• **WORK TO COMPLETE**:
Go through the entries and transcribe each one exactly, dropping the pictures.

── LISTED RECORDS ──

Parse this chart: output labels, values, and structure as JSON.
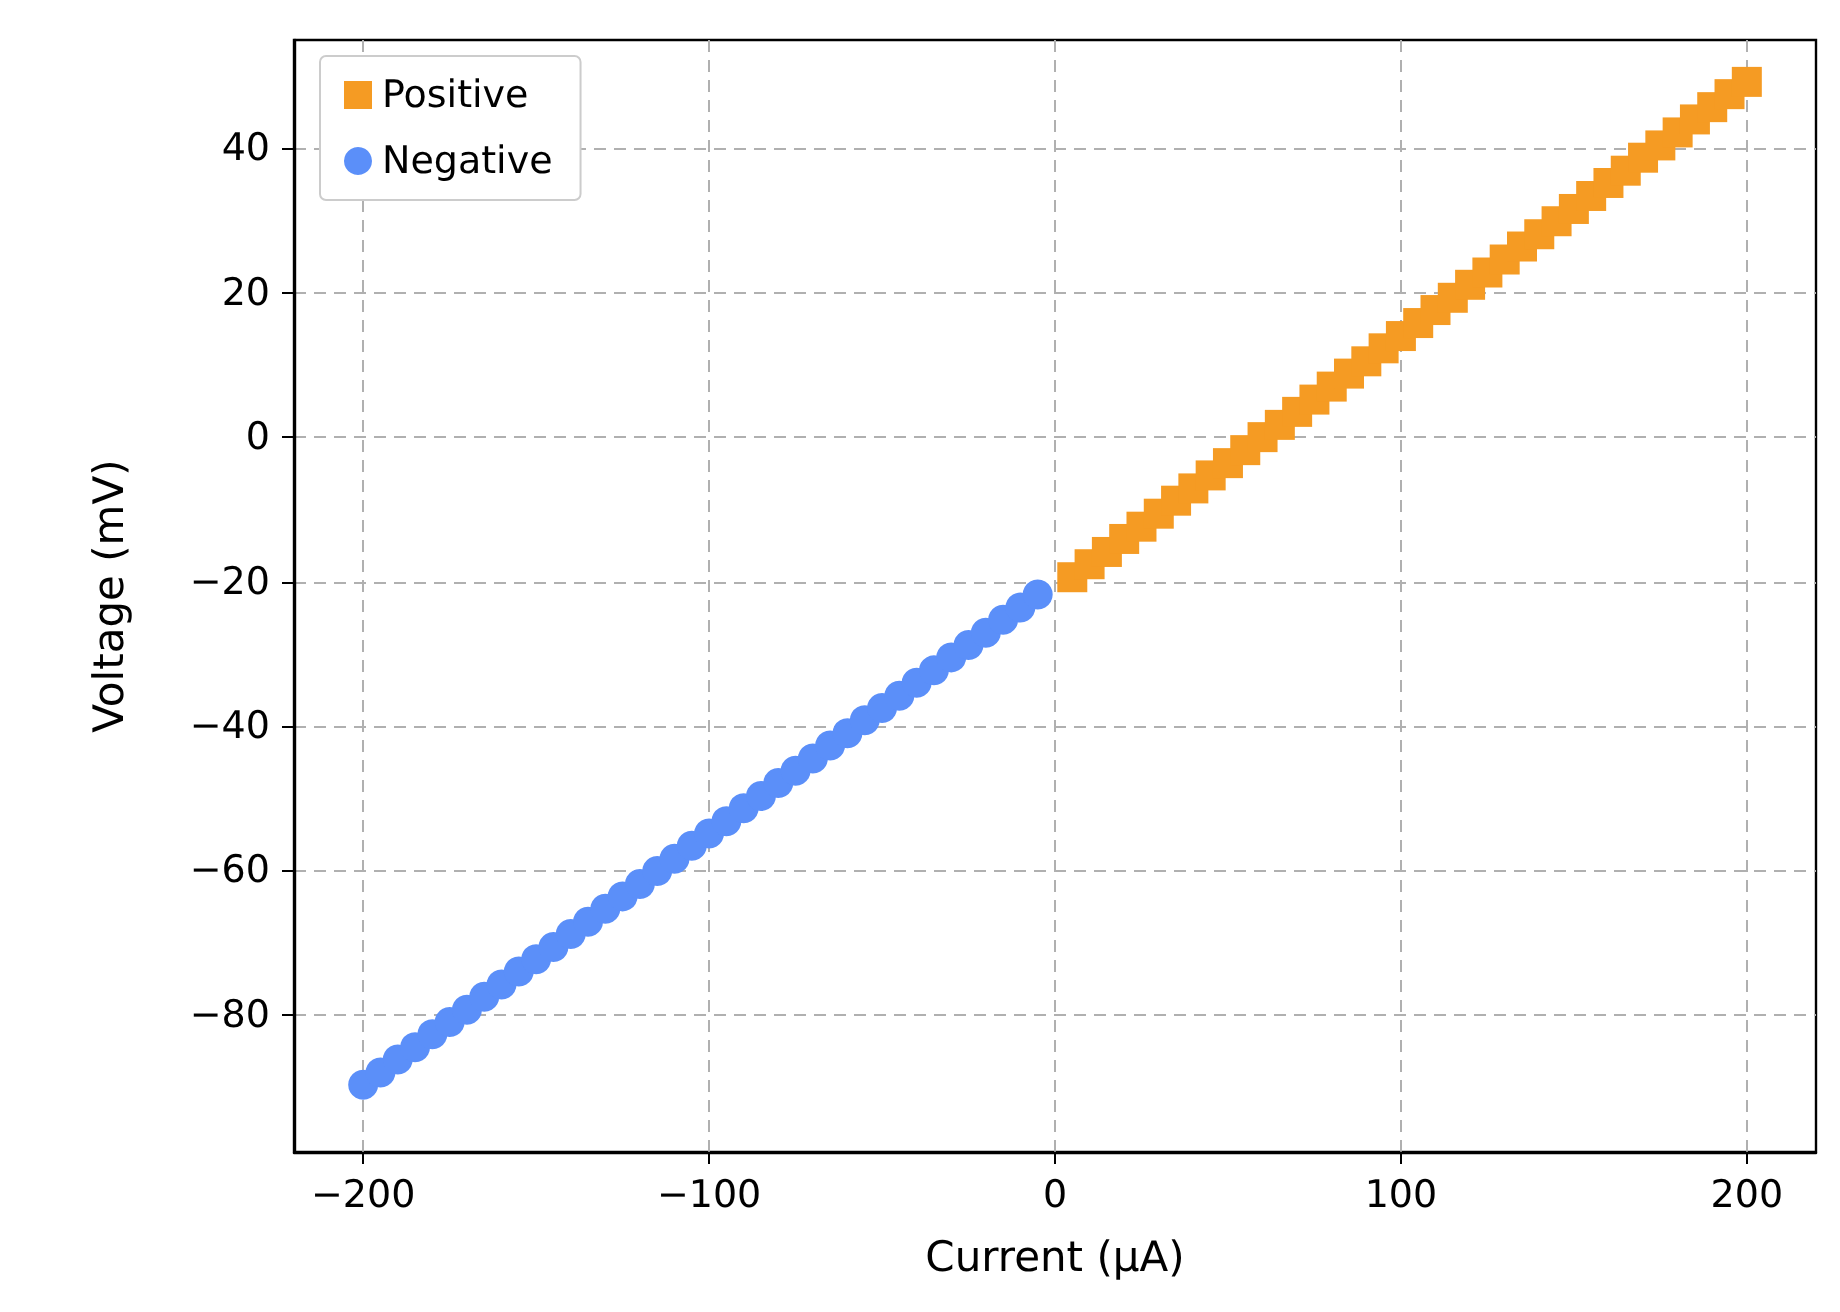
{
  "chart_data": {
    "type": "scatter",
    "xlabel": "Current (µA)",
    "ylabel": "Voltage (mV)",
    "xlim": [
      -220,
      220
    ],
    "ylim": [
      -99,
      55
    ],
    "xticks": [
      -200,
      -100,
      0,
      100,
      200
    ],
    "yticks": [
      -80,
      -60,
      -40,
      -20,
      0,
      20,
      40
    ],
    "grid": true,
    "legend": "top left",
    "series": [
      {
        "name": "Positive",
        "color": "#f59b23",
        "marker": "square",
        "x": [
          5,
          10,
          15,
          20,
          25,
          30,
          35,
          40,
          45,
          50,
          55,
          60,
          65,
          70,
          75,
          80,
          85,
          90,
          95,
          100,
          105,
          110,
          115,
          120,
          125,
          130,
          135,
          140,
          145,
          150,
          155,
          160,
          165,
          170,
          175,
          180,
          185,
          190,
          195,
          200
        ],
        "values": [
          -19.4,
          -17.6,
          -15.9,
          -14.1,
          -12.4,
          -10.6,
          -8.8,
          -7.1,
          -5.3,
          -3.6,
          -1.8,
          0.0,
          1.7,
          3.5,
          5.2,
          7.0,
          8.8,
          10.5,
          12.3,
          14.0,
          15.8,
          17.6,
          19.3,
          21.1,
          22.8,
          24.6,
          26.4,
          28.1,
          29.9,
          31.6,
          33.4,
          35.2,
          36.9,
          38.7,
          40.4,
          42.2,
          44.0,
          45.7,
          47.5,
          49.2
        ]
      },
      {
        "name": "Negative",
        "color": "#5b8ff9",
        "marker": "circle",
        "x": [
          -200,
          -195,
          -190,
          -185,
          -180,
          -175,
          -170,
          -165,
          -160,
          -155,
          -150,
          -145,
          -140,
          -135,
          -130,
          -125,
          -120,
          -115,
          -110,
          -105,
          -100,
          -95,
          -90,
          -85,
          -80,
          -75,
          -70,
          -65,
          -60,
          -55,
          -50,
          -45,
          -40,
          -35,
          -30,
          -25,
          -20,
          -15,
          -10,
          -5
        ],
        "values": [
          -89.7,
          -88.0,
          -86.2,
          -84.5,
          -82.7,
          -81.0,
          -79.3,
          -77.5,
          -75.8,
          -74.0,
          -72.3,
          -70.6,
          -68.8,
          -67.1,
          -65.3,
          -63.6,
          -61.9,
          -60.1,
          -58.4,
          -56.6,
          -54.9,
          -53.2,
          -51.4,
          -49.7,
          -47.9,
          -46.2,
          -44.5,
          -42.7,
          -41.0,
          -39.2,
          -37.5,
          -35.8,
          -34.0,
          -32.3,
          -30.5,
          -28.8,
          -27.1,
          -25.3,
          -23.6,
          -21.8
        ]
      }
    ]
  }
}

───

• **FULL SOLUTION**:
Parse this chart: output labels, values, and structure as JSON.
{
  "chart_data": {
    "type": "scatter",
    "xlabel": "Current (µA)",
    "ylabel": "Voltage (mV)",
    "xlim": [
      -220,
      220
    ],
    "ylim": [
      -99,
      55
    ],
    "xticks": [
      -200,
      -100,
      0,
      100,
      200
    ],
    "yticks": [
      -80,
      -60,
      -40,
      -20,
      0,
      20,
      40
    ],
    "grid": true,
    "legend": "top left",
    "series": [
      {
        "name": "Positive",
        "color": "#f59b23",
        "marker": "square",
        "x": [
          5,
          10,
          15,
          20,
          25,
          30,
          35,
          40,
          45,
          50,
          55,
          60,
          65,
          70,
          75,
          80,
          85,
          90,
          95,
          100,
          105,
          110,
          115,
          120,
          125,
          130,
          135,
          140,
          145,
          150,
          155,
          160,
          165,
          170,
          175,
          180,
          185,
          190,
          195,
          200
        ],
        "values": [
          -19.4,
          -17.6,
          -15.9,
          -14.1,
          -12.4,
          -10.6,
          -8.8,
          -7.1,
          -5.3,
          -3.6,
          -1.8,
          0.0,
          1.7,
          3.5,
          5.2,
          7.0,
          8.8,
          10.5,
          12.3,
          14.0,
          15.8,
          17.6,
          19.3,
          21.1,
          22.8,
          24.6,
          26.4,
          28.1,
          29.9,
          31.6,
          33.4,
          35.2,
          36.9,
          38.7,
          40.4,
          42.2,
          44.0,
          45.7,
          47.5,
          49.2
        ]
      },
      {
        "name": "Negative",
        "color": "#5b8ff9",
        "marker": "circle",
        "x": [
          -200,
          -195,
          -190,
          -185,
          -180,
          -175,
          -170,
          -165,
          -160,
          -155,
          -150,
          -145,
          -140,
          -135,
          -130,
          -125,
          -120,
          -115,
          -110,
          -105,
          -100,
          -95,
          -90,
          -85,
          -80,
          -75,
          -70,
          -65,
          -60,
          -55,
          -50,
          -45,
          -40,
          -35,
          -30,
          -25,
          -20,
          -15,
          -10,
          -5
        ],
        "values": [
          -89.7,
          -88.0,
          -86.2,
          -84.5,
          -82.7,
          -81.0,
          -79.3,
          -77.5,
          -75.8,
          -74.0,
          -72.3,
          -70.6,
          -68.8,
          -67.1,
          -65.3,
          -63.6,
          -61.9,
          -60.1,
          -58.4,
          -56.6,
          -54.9,
          -53.2,
          -51.4,
          -49.7,
          -47.9,
          -46.2,
          -44.5,
          -42.7,
          -41.0,
          -39.2,
          -37.5,
          -35.8,
          -34.0,
          -32.3,
          -30.5,
          -28.8,
          -27.1,
          -25.3,
          -23.6,
          -21.8
        ]
      }
    ]
  }
}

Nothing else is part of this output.